**** Records provided ****

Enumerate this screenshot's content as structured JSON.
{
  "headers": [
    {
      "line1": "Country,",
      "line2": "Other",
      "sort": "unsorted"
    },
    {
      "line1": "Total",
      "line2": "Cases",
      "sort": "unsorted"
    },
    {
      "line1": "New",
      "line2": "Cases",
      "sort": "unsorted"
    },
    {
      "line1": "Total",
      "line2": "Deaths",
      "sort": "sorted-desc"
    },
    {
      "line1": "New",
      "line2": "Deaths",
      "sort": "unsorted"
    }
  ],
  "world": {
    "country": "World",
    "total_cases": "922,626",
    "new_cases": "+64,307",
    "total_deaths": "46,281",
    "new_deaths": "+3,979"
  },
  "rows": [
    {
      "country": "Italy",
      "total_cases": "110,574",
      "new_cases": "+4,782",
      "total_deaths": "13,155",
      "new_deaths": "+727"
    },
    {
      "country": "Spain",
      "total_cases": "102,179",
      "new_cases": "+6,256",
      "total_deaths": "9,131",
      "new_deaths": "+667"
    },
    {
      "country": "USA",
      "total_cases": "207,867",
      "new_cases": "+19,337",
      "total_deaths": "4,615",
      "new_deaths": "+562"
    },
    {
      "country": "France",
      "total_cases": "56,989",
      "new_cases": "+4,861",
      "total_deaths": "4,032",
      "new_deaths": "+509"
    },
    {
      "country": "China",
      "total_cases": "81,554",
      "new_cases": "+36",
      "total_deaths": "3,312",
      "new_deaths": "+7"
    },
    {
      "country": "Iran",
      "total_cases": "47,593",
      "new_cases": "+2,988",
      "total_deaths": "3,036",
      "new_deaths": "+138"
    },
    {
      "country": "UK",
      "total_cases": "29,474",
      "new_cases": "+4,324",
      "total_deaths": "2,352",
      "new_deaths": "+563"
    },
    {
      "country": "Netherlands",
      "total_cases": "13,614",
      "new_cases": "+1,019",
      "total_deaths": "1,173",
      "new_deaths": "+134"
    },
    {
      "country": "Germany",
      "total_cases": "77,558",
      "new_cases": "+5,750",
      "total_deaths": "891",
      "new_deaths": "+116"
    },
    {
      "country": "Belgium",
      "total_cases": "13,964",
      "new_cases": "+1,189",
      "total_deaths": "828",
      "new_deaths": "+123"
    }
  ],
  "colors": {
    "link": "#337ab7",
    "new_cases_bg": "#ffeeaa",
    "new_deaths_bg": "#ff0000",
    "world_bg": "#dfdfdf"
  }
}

****
**** Records provided ****

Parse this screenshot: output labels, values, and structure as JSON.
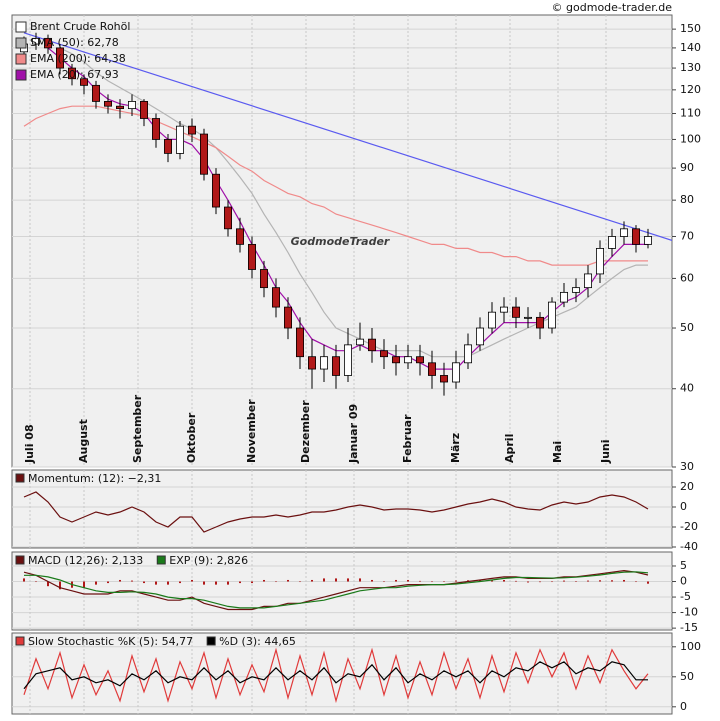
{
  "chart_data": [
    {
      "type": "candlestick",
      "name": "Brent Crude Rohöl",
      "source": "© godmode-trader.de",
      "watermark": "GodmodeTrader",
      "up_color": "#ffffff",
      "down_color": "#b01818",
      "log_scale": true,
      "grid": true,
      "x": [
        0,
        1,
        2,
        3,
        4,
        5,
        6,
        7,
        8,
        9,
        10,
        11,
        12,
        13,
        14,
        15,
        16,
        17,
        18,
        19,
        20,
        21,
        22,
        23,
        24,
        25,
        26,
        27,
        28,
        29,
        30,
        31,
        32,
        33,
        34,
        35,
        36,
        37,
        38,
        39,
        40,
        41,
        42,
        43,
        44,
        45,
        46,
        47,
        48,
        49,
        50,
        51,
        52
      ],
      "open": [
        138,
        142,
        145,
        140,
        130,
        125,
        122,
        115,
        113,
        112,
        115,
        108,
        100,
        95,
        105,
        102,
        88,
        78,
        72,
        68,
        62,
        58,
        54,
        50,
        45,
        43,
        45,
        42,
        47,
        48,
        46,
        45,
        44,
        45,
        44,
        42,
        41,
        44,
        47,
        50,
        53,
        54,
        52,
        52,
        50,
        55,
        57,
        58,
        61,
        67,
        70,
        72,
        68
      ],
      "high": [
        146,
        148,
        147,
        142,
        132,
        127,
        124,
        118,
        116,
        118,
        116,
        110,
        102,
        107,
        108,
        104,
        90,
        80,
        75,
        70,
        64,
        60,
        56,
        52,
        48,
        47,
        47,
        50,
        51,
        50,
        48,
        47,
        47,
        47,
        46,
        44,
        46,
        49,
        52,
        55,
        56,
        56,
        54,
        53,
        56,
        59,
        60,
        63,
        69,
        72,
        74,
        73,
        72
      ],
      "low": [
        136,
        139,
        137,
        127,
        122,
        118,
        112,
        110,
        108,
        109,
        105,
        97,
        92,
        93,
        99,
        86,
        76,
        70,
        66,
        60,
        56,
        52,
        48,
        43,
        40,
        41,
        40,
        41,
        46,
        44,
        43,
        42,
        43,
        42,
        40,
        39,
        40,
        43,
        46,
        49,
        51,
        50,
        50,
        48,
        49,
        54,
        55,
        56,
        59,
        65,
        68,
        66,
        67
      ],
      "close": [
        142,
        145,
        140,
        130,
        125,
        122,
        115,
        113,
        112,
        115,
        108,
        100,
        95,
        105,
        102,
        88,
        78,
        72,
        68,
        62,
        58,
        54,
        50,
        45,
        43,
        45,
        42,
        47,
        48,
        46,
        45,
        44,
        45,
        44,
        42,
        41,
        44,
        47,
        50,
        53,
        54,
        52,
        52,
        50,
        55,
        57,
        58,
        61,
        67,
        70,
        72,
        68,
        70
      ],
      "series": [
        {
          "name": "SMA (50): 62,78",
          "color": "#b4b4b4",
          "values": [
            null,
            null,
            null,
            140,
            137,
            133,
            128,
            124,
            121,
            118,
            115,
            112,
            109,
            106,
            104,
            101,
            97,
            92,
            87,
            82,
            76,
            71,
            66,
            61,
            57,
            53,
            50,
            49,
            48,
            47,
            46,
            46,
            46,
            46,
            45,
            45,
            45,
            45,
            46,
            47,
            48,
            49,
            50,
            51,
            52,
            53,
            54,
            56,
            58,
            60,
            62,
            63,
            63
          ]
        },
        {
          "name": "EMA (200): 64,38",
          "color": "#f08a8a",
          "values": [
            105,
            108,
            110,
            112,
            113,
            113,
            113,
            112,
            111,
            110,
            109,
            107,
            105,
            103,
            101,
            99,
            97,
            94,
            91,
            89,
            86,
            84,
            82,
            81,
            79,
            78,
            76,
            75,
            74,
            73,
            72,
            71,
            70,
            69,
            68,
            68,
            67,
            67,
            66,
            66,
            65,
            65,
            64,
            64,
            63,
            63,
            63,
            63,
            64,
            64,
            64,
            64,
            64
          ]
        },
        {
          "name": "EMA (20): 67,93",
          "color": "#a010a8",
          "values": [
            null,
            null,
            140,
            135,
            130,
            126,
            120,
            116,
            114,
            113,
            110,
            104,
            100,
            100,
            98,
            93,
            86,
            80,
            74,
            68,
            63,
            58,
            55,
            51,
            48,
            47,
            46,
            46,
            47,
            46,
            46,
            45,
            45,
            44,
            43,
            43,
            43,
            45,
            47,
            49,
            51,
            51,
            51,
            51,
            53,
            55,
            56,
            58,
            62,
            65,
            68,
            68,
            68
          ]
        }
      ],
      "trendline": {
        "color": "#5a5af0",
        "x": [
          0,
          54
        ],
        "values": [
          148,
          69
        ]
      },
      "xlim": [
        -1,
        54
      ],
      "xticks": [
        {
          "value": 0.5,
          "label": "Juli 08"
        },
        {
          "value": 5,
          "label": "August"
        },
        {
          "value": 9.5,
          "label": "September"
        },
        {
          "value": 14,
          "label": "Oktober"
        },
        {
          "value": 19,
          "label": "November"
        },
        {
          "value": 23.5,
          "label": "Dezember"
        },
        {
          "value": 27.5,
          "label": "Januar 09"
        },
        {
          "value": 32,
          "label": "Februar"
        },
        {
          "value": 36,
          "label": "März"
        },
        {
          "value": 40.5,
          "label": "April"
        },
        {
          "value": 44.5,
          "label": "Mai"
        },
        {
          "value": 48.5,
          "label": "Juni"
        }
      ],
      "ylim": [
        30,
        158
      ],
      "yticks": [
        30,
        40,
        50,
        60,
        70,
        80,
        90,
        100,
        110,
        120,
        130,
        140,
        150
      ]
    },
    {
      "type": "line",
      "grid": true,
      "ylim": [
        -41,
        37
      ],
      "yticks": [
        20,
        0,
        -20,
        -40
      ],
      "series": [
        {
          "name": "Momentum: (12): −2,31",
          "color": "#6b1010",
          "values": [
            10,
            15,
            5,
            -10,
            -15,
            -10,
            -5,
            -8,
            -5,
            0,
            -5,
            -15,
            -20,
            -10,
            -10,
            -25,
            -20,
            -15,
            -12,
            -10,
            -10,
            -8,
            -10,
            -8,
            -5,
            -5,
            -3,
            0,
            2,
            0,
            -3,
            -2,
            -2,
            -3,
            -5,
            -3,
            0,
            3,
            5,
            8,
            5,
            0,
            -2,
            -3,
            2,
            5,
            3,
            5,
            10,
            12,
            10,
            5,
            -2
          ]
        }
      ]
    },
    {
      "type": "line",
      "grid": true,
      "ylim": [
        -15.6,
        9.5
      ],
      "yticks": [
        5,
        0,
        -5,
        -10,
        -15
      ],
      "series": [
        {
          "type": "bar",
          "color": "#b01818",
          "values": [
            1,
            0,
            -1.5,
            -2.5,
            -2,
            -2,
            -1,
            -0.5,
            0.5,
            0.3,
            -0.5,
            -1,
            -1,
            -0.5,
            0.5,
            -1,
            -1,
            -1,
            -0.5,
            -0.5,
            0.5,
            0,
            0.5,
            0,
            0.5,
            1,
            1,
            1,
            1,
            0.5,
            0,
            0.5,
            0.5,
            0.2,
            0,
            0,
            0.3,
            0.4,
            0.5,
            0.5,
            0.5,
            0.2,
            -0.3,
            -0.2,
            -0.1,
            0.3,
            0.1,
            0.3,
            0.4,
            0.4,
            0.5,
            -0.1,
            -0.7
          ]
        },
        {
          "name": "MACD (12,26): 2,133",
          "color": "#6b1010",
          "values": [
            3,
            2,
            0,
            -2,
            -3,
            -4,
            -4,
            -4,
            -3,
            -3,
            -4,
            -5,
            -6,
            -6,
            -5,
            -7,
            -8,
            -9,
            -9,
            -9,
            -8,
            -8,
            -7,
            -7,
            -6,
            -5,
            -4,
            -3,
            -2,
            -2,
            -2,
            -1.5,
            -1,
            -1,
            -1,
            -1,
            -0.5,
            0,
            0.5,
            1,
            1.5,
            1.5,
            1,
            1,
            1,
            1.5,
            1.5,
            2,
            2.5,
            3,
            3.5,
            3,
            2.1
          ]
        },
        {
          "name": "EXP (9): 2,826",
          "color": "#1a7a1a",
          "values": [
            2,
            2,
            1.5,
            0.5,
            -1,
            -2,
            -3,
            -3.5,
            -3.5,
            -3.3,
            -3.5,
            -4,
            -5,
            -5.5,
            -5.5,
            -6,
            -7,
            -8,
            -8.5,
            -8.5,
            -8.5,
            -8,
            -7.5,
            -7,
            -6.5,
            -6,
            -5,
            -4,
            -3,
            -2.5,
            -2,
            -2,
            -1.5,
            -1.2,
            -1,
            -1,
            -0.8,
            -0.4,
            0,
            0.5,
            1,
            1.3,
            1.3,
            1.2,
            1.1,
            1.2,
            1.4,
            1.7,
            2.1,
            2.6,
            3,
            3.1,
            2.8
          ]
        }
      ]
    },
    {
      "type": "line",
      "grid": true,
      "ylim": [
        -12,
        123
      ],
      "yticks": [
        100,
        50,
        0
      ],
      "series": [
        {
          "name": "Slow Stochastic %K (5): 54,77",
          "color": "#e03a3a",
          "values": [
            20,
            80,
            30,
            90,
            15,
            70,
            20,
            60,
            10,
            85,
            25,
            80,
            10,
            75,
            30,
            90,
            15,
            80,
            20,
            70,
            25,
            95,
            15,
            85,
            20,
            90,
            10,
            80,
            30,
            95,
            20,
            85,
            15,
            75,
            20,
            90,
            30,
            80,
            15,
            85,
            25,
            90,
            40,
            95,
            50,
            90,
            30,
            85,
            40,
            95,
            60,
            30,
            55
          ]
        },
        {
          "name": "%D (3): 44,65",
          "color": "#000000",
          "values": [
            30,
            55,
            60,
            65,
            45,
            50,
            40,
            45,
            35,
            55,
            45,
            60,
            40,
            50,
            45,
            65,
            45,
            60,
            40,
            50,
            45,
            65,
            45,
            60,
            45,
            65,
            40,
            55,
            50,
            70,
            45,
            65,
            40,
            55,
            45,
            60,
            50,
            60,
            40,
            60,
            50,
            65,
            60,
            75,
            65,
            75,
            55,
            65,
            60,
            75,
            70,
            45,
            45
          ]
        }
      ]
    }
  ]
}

****

Description of the task:
Find every line in the records that contains the word "name"; copy those lines.

Task output:
      "name": "Brent Crude Rohöl",
          "name": "SMA (50): 62,78",
          "name": "EMA (200): 64,38",
          "name": "EMA (20): 67,93",
          "name": "Momentum: (12): −2,31",
          "name": "MACD (12,26): 2,133",
          "name": "EXP (9): 2,826",
          "name": "Slow Stochastic %K (5): 54,77",
          "name": "%D (3): 44,65",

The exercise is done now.